# WHAT THE EXERCISE ASKS:
Each entry that follows must be output without any deviation.
────
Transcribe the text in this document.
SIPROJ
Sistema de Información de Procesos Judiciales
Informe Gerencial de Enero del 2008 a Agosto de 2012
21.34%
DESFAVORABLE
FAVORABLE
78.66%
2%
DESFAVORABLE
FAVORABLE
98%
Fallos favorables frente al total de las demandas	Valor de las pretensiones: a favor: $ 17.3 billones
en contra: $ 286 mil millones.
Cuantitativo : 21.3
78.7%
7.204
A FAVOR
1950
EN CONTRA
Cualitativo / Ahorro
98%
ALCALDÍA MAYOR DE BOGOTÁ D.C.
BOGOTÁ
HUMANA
────
# EXERCISE RESPONSE:
Transcribe the text in this document.
SIPROJ
Sistema de Información de Procesos Judiciales
Informe Gerencial de Enero del 2008 a Agosto de 2012
21.34%
DESFAVORABLE
FAVORABLE
78.66%
2%
DESFAVORABLE
FAVORABLE
98%
Fallos favorables frente al total de las demandas	Valor de las pretensiones: a favor: $ 17.3 billones
en contra: $ 286 mil millones.
Cuantitativo : 21.3
78.7%
7.204
A FAVOR
1950
EN CONTRA
Cualitativo / Ahorro
98%
ALCALDÍA MAYOR DE BOGOTÁ D.C.
BOGOTÁ
HUMANA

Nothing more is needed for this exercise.